PROBLEM STATEMENT:
Search the data for the word "true" and copy out every line that has it.

DATA FOR PROCESSING:
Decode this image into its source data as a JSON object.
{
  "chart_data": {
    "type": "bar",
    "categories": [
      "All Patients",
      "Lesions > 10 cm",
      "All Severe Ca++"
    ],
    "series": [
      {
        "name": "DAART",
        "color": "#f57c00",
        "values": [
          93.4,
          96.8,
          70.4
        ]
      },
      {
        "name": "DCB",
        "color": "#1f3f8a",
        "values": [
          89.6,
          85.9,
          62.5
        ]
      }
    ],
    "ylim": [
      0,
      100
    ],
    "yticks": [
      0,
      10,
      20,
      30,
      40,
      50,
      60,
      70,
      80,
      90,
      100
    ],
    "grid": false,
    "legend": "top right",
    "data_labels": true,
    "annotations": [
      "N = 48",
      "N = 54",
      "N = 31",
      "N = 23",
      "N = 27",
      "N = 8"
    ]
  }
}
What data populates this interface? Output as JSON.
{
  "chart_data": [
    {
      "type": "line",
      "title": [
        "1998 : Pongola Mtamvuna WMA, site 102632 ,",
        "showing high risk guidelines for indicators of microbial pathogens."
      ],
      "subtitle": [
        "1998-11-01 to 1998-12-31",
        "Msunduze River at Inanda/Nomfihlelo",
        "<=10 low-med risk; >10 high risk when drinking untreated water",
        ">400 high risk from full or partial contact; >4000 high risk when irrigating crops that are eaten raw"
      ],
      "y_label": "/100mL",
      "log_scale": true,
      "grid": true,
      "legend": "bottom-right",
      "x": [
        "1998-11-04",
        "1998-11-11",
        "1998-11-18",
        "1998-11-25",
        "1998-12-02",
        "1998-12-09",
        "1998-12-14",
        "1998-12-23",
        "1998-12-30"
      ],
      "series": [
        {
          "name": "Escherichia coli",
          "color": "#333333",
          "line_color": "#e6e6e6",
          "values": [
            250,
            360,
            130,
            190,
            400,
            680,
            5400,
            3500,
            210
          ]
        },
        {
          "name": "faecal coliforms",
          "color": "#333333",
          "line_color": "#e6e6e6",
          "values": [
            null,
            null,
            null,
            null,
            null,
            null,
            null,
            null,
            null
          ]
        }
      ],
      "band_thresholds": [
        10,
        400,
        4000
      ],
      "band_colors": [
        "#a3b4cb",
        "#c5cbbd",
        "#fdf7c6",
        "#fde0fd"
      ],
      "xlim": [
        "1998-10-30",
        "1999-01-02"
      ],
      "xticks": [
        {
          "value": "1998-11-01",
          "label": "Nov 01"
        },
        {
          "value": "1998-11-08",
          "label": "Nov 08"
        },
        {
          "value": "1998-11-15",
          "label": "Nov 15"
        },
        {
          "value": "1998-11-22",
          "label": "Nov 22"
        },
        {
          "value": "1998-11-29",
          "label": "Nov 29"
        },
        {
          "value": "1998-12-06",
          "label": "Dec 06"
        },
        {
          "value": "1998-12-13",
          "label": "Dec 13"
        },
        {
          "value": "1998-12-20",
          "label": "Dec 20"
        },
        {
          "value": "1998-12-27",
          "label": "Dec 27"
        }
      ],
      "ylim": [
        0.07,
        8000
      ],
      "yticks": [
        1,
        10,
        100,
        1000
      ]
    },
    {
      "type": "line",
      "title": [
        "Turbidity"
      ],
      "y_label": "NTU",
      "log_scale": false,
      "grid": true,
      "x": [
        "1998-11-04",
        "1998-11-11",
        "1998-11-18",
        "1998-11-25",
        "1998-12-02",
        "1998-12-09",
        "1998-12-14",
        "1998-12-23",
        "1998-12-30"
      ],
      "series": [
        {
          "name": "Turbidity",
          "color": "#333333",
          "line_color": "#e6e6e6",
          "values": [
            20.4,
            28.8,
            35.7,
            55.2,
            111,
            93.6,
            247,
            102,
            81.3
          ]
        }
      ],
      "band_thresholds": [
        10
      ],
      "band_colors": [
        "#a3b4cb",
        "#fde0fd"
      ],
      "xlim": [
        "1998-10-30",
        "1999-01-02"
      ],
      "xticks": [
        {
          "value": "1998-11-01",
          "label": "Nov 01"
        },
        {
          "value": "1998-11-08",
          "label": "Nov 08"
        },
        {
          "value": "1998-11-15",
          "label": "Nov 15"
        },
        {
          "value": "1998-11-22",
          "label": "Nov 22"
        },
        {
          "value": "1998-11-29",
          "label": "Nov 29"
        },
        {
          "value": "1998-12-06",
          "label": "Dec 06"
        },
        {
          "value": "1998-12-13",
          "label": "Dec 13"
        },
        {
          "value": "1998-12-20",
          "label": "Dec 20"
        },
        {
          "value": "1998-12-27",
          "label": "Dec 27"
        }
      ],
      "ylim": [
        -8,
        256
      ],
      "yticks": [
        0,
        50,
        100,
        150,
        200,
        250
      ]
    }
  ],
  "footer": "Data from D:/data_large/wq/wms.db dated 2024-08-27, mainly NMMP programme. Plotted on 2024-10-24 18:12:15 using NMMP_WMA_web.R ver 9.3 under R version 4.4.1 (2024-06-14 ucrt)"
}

RESULT:
    "data_labels": true,
      "log_scale": true,
      "grid": true,
      "grid": true,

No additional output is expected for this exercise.